#### WORK TASK A:
According to the press release on StarShine Academy, in which city was Trish McCarty born?
#### WORK TASK B:
List every country that the press release on StarShine Academy says the "StarShine Effect" has spread to.
#### WORK TASK C:
Extract everything in the press release on StarShine Academy from "Ten years on, StarShine" down to "more than 400.".

#### TEXT:
········

No Need to Keep "Waiting For Superman" -- Trish McCarty Is Here! Trish McCarty Brings Her Corporate Expertise and a Passion for Changing the Face of Education to Phoenix's StarShine Academy - A Flourishing Prototype for Transforming Schools around the Globe

PHOENIX, April 19, 2013 /PRNewswire/ -- Davis Guggenheim's award winning 2010 documentary "Waiting For Superman" opened many people's eyes to the ongoing failures of the American public education system and the systemic problems at their root.

Frustrated viewers may come away believing that it would take a superhero from another planet to solve these entrenched issues and government bureaucracy that prevents progress. But Trish McCarty, Founder and CEO of the StarShine Academy in Phoenix, has demonstrated the difference that a single committed voice—surrounded by an equally passionate Governing Board, dedicated staff and top quality teachers charged with turning a dream into a mission--can make in creating a model for a new generation of small community schools not only in the U.S., but also throughout the world.

In 2002, McCarty—co-founder and CEO of a bank whose assets grew from $50,000 to $128 million in only five years—left the security of the financial world, liquidated her 401K, and, with a generous donation from Kim and Robert Kiyosaki of RichDadPoorDad, opened a K-12 community learning center ("on the worst drive by shooting street in Phoenix") for high risk, inner-city Phoenix children to prove that, with the proper guidance and motivation, all children could embody the concept of learning to reach for the stars.

In line with those principles, StarShine Academy (which McCarty alternately calls "a creative community eco-village school" or "sustainable village K-12 school") creates transformational community schools by igniting and enabling the aspirations of children in at-risk communities. Dedicated to helping every child cultivate their unique talents and develop into a peaceful, productive and successful person, StarShine believes that a holistic approach to education is the best way to educate a child and ultimately improve the world. Their focus is on mind, body, spirit, health, wealth, and happiness. By focusing in on a child's uniqueness, they believe they can individualize this holistic approach for maximum results.

Ten years on, StarShine has more than simply the stats to prove that these concepts work. They have also been honored by the United Nations and many educational leaders. 

The school has graduated over 200 students whom McCarty believes never would have done so under the public school system; many are the first in their families to do so. Some of these students' parents have enrolled and graduated as well. There are currently more than 256 enrolled in a carefully designed hands on educational process where no school will have more than 400.

In September 2004, the academy hosted an international art event for Peace with the United Nations Children Organization. Impacting the broader culture, McCarty and the Academy have been recognized with everything from a Governor's Award for having the most volunteers in an organization to an Interfaith Golden Rule Award to a Humanitarian Award from the Los Angeles Music Awards.

The "StarShine Effect" has spread to Sudan and Liberia (where they have set up actual schools), Canada and the UK. There is also a growing demand for StarShine's systems, strategies and technologies from China and India, which McCarty promises will be addressed as the Academy continues to grow in scope and vision.

For McCarty, part of the original inspiration behind the launch of StarShine was a cosmopolitan childhood that provided her with the innate ability to think globally. An Air Force brat, she was born in Frankfurt and spent a lot of time as a child in Tokyo; at thirteen, she served on the UN Children's board in that city.

In the late 90s, Arizona Governor Jane Hull ambitiously embarked on one of the first comprehensive state education initiatives in the United States. She tapped McCarty to apply her vast business skills to becoming a strategist to tackle the growing problems in the state's public system. Ultimately, her design for StarShine's program was inspired by her work as a consultant for Arizona's "Students First" initiative in 2001, which led a statewide effort to provide access to technology and educational software to all children.  

In addition to overseeing the further construction and growth of the new Phoenix facility, McCarty and her Board have big plans for StarShine's immediate future: opening 11,000 schools over the next five years.

········

(Extracted data entries)

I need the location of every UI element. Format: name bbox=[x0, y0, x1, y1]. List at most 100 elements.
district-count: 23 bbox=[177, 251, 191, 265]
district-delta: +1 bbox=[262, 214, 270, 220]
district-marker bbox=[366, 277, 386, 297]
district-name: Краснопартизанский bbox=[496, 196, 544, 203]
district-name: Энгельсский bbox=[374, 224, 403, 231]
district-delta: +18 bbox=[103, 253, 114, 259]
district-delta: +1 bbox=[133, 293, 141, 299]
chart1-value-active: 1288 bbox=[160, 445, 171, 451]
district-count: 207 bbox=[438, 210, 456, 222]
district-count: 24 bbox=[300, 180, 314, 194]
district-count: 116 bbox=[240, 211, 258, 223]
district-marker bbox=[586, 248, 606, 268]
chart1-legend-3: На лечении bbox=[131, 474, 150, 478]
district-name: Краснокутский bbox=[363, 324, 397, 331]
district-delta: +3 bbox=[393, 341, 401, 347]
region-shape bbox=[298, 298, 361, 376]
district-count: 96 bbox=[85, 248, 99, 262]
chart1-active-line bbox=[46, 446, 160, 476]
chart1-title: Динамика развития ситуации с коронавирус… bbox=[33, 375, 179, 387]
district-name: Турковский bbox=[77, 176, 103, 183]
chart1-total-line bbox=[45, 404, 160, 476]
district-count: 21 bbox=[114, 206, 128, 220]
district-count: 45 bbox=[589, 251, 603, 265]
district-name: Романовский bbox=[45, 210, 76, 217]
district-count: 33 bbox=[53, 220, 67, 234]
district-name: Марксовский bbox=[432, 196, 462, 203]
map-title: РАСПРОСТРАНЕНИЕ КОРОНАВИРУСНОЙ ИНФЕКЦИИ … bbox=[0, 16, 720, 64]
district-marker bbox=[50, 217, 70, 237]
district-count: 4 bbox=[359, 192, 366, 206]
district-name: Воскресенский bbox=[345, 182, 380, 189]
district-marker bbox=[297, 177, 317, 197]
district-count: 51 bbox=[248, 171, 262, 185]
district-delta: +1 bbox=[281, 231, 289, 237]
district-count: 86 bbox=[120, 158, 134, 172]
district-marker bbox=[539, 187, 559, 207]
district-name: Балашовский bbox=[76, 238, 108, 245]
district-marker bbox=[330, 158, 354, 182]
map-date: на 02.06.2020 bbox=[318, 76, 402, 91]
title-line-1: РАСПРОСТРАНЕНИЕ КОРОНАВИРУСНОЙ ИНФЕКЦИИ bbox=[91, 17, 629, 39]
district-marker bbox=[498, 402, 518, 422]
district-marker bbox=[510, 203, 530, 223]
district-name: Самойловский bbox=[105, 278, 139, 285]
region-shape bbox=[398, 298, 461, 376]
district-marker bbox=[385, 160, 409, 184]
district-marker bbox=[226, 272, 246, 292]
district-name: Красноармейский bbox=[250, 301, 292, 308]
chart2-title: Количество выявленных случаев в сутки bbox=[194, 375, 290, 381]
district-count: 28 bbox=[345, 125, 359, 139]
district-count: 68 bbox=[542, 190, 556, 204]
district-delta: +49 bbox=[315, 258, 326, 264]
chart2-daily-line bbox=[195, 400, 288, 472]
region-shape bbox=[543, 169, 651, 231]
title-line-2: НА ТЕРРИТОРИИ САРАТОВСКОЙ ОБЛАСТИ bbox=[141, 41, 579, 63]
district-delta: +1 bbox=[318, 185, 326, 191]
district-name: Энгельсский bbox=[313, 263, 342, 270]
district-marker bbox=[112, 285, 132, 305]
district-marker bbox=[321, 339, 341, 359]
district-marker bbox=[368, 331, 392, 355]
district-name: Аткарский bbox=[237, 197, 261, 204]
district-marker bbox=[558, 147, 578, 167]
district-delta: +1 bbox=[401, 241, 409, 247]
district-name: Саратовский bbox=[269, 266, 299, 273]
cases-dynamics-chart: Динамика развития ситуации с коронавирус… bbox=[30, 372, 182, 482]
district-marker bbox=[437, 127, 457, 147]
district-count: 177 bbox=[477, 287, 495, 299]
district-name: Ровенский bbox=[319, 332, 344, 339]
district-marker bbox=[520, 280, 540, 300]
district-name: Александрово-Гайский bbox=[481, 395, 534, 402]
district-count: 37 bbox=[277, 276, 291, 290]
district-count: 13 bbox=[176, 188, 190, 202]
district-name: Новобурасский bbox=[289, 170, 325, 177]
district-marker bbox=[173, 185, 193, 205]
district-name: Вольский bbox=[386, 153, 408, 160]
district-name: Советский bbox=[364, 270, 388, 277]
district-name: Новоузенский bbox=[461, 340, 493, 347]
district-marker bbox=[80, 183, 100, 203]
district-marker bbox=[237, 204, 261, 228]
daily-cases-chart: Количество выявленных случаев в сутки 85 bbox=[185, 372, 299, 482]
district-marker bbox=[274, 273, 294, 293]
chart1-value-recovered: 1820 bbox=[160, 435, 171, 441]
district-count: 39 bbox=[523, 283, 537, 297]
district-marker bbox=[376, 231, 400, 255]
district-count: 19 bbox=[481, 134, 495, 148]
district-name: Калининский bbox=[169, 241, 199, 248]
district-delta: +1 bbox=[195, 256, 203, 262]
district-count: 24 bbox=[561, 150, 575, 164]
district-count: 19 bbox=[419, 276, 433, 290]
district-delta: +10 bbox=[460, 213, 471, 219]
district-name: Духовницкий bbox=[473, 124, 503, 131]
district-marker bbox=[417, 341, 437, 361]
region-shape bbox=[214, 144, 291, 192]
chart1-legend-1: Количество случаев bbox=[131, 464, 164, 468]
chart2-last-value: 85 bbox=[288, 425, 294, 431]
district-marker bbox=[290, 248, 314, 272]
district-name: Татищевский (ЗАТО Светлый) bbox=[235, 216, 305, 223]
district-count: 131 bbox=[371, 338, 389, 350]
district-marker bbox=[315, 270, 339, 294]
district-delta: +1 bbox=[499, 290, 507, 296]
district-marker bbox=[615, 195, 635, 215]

········

#### EXERCISE ANSWER A:
Frankfurt

#### EXERCISE ANSWER B:
Sudan, Liberia, Canada, the UK

#### EXERCISE ANSWER C:
Ten years on, StarShine has more than simply the stats to prove that these concepts work. They have also been honored by the United Nations and many educational leaders. 

The school has graduated over 200 students whom McCarty believes never would have done so under the public school system; many are the first in their families to do so. Some of these students' parents have enrolled and graduated as well. There are currently more than 256 enrolled in a carefully designed hands on educational process where no school will have more than 400.